• [WORK TO COMPLETE]
Count lines holding the word "content". Only the number is wanted.

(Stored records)
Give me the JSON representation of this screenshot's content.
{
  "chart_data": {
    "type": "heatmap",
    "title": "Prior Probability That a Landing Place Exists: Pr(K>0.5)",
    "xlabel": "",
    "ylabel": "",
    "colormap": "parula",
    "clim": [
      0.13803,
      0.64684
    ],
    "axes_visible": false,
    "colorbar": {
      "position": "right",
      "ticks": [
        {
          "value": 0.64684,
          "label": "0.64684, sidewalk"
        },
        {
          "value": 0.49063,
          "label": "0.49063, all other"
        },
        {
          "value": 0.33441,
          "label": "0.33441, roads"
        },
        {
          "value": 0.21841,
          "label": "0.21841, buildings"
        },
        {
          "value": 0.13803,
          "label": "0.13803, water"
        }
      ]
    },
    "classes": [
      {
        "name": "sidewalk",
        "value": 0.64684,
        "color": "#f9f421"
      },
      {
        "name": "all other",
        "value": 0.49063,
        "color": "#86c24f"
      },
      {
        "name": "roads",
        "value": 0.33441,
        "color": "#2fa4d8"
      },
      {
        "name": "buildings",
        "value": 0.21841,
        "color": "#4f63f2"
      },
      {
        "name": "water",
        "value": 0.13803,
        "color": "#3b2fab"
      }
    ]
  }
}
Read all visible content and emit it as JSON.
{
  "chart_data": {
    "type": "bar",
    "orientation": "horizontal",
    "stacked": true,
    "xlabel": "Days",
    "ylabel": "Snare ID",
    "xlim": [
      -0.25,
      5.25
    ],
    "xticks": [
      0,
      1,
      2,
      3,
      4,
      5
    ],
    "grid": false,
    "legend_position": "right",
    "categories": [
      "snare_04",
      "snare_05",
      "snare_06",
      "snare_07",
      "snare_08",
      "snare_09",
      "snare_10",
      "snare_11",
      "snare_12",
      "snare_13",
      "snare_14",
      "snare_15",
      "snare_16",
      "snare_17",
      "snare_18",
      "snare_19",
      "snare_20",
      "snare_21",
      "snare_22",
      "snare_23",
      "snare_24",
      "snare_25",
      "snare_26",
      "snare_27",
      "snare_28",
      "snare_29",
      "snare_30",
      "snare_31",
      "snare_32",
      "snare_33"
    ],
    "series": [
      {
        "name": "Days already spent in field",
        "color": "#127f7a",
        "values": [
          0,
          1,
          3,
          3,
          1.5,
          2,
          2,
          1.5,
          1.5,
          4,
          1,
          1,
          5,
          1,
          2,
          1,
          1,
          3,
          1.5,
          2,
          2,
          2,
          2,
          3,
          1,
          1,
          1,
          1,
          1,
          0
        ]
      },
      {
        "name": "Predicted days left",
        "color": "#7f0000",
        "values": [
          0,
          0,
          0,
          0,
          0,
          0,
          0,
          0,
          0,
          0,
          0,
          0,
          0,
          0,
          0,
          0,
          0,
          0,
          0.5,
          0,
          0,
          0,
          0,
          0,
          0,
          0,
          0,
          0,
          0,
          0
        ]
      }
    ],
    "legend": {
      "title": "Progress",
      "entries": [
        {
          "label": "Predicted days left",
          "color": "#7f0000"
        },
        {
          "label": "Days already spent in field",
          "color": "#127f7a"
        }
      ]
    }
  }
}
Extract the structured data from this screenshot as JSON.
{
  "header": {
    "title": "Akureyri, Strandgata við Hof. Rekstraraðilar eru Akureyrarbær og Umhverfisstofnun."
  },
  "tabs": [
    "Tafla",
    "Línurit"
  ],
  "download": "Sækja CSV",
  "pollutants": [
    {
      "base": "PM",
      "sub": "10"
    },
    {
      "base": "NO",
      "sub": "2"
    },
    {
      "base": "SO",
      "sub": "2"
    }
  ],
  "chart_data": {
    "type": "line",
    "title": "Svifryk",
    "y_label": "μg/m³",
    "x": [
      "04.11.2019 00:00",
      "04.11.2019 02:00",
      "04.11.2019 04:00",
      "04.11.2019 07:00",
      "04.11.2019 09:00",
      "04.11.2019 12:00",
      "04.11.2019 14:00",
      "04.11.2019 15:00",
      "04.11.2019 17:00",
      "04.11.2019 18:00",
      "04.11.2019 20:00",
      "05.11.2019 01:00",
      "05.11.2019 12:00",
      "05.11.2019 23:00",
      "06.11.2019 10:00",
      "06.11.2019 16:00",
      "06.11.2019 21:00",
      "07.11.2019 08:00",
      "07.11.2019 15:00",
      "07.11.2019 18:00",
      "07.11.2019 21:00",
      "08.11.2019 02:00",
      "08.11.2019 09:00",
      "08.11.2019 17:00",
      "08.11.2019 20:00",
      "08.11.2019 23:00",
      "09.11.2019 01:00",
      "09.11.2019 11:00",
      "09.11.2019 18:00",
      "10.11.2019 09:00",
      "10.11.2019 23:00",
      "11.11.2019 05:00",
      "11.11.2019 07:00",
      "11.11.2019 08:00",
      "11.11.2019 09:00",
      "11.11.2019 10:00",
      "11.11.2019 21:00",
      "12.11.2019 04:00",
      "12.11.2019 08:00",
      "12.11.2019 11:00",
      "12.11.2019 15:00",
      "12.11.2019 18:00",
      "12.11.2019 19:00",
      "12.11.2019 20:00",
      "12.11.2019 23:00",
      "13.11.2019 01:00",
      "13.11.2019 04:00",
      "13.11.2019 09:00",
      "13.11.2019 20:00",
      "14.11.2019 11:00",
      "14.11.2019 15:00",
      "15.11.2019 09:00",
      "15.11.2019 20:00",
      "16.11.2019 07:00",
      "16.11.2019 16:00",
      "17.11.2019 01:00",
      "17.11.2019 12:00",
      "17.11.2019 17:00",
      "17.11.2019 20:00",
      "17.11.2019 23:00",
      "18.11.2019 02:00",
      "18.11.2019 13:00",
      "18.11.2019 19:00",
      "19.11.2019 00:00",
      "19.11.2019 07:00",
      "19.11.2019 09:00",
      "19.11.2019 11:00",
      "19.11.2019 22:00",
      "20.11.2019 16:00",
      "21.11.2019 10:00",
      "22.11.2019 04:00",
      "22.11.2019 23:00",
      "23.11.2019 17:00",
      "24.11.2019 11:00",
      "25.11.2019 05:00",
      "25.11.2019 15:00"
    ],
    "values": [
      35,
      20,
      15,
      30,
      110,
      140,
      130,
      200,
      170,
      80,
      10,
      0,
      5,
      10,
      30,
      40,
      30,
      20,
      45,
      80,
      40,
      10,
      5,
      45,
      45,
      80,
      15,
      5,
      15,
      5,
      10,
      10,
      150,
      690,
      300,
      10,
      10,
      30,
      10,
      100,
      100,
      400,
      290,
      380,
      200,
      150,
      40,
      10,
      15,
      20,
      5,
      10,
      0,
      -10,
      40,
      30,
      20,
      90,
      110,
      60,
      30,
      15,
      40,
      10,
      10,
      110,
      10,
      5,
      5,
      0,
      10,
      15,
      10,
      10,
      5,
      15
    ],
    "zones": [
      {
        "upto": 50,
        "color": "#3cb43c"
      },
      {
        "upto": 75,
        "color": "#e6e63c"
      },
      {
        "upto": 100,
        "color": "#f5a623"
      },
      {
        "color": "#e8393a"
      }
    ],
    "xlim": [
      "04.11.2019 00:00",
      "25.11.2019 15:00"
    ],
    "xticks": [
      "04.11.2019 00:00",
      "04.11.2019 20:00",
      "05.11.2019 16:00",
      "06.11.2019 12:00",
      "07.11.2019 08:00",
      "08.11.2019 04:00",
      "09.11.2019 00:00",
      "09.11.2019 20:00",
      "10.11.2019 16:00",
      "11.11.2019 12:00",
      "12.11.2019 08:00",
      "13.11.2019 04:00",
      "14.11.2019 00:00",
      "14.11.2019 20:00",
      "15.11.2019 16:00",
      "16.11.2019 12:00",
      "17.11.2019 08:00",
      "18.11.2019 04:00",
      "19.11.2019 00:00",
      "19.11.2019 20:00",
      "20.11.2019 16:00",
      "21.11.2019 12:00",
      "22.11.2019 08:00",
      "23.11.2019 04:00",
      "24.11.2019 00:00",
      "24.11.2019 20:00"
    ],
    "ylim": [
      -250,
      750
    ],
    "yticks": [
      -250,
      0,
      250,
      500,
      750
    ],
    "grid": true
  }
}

• [SOLUTION TO THIS PROBLEM]
2